***** Records to process
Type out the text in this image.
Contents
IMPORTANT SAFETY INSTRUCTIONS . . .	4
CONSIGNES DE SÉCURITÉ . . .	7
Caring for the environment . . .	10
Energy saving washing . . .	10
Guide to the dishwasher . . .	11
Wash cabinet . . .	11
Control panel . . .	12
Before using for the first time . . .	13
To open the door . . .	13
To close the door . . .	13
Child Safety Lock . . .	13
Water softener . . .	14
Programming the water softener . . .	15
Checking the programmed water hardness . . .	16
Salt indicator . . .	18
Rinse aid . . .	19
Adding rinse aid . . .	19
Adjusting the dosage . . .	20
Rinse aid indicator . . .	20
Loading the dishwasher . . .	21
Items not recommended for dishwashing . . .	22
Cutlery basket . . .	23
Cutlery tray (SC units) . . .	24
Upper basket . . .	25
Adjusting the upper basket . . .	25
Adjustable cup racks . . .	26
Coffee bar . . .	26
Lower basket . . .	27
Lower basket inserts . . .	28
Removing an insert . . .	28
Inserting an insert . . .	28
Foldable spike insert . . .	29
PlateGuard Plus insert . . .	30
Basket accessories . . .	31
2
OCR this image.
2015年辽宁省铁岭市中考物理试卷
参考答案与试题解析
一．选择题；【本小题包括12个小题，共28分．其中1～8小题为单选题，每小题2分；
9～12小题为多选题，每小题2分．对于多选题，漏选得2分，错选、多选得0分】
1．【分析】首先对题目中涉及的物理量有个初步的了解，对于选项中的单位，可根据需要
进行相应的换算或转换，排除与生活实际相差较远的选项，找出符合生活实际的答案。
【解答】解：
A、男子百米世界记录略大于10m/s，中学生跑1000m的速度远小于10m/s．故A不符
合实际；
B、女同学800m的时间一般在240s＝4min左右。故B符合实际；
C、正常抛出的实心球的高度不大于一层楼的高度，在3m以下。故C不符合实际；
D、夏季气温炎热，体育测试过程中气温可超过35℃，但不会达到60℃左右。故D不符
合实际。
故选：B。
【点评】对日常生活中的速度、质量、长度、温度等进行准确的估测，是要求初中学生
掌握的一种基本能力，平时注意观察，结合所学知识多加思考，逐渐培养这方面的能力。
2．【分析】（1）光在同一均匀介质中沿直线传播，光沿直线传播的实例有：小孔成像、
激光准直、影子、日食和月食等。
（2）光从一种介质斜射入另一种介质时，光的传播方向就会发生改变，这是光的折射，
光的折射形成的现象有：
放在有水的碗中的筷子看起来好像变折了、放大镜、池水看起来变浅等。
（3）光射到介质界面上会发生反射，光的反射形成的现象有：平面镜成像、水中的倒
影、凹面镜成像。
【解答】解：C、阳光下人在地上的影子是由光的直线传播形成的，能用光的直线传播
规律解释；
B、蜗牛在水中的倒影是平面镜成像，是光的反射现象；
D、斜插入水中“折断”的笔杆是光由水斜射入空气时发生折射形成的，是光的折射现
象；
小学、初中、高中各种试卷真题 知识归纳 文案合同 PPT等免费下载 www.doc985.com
**********
Reproduce all the records precisely.

Type out the text in this image.
Contents
IMPORTANT SAFETY INSTRUCTIONS . . .	4
CONSIGNES DE SÉCURITÉ . . .	7
Caring for the environment . . .	10
Energy saving washing . . .	10
Guide to the dishwasher . . .	11
Wash cabinet . . .	11
Control panel . . .	12
Before using for the first time . . .	13
To open the door . . .	13
To close the door . . .	13
Child Safety Lock . . .	13
Water softener . . .	14
Programming the water softener . . .	15
Checking the programmed water hardness . . .	16
Salt indicator . . .	18
Rinse aid . . .	19
Adding rinse aid . . .	19
Adjusting the dosage . . .	20
Rinse aid indicator . . .	20
Loading the dishwasher . . .	21
Items not recommended for dishwashing . . .	22
Cutlery basket . . .	23
Cutlery tray (SC units) . . .	24
Upper basket . . .	25
Adjusting the upper basket . . .	25
Adjustable cup racks . . .	26
Coffee bar . . .	26
Lower basket . . .	27
Lower basket inserts . . .	28
Removing an insert . . .	28
Inserting an insert . . .	28
Foldable spike insert . . .	29
PlateGuard Plus insert . . .	30
Basket accessories . . .	31
2
OCR this image.
2015年辽宁省铁岭市中考物理试卷
参考答案与试题解析
一．选择题；【本小题包括12个小题，共28分．其中1～8小题为单选题，每小题2分；
9～12小题为多选题，每小题2分．对于多选题，漏选得2分，错选、多选得0分】
1．【分析】首先对题目中涉及的物理量有个初步的了解，对于选项中的单位，可根据需要
进行相应的换算或转换，排除与生活实际相差较远的选项，找出符合生活实际的答案。
【解答】解：
A、男子百米世界记录略大于10m/s，中学生跑1000m的速度远小于10m/s．故A不符
合实际；
B、女同学800m的时间一般在240s＝4min左右。故B符合实际；
C、正常抛出的实心球的高度不大于一层楼的高度，在3m以下。故C不符合实际；
D、夏季气温炎热，体育测试过程中气温可超过35℃，但不会达到60℃左右。故D不符
合实际。
故选：B。
【点评】对日常生活中的速度、质量、长度、温度等进行准确的估测，是要求初中学生
掌握的一种基本能力，平时注意观察，结合所学知识多加思考，逐渐培养这方面的能力。
2．【分析】（1）光在同一均匀介质中沿直线传播，光沿直线传播的实例有：小孔成像、
激光准直、影子、日食和月食等。
（2）光从一种介质斜射入另一种介质时，光的传播方向就会发生改变，这是光的折射，
光的折射形成的现象有：
放在有水的碗中的筷子看起来好像变折了、放大镜、池水看起来变浅等。
（3）光射到介质界面上会发生反射，光的反射形成的现象有：平面镜成像、水中的倒
影、凹面镜成像。
【解答】解：C、阳光下人在地上的影子是由光的直线传播形成的，能用光的直线传播
规律解释；
B、蜗牛在水中的倒影是平面镜成像，是光的反射现象；
D、斜插入水中“折断”的笔杆是光由水斜射入空气时发生折射形成的，是光的折射现
象；
小学、初中、高中各种试卷真题 知识归纳 文案合同 PPT等免费下载 www.doc985.com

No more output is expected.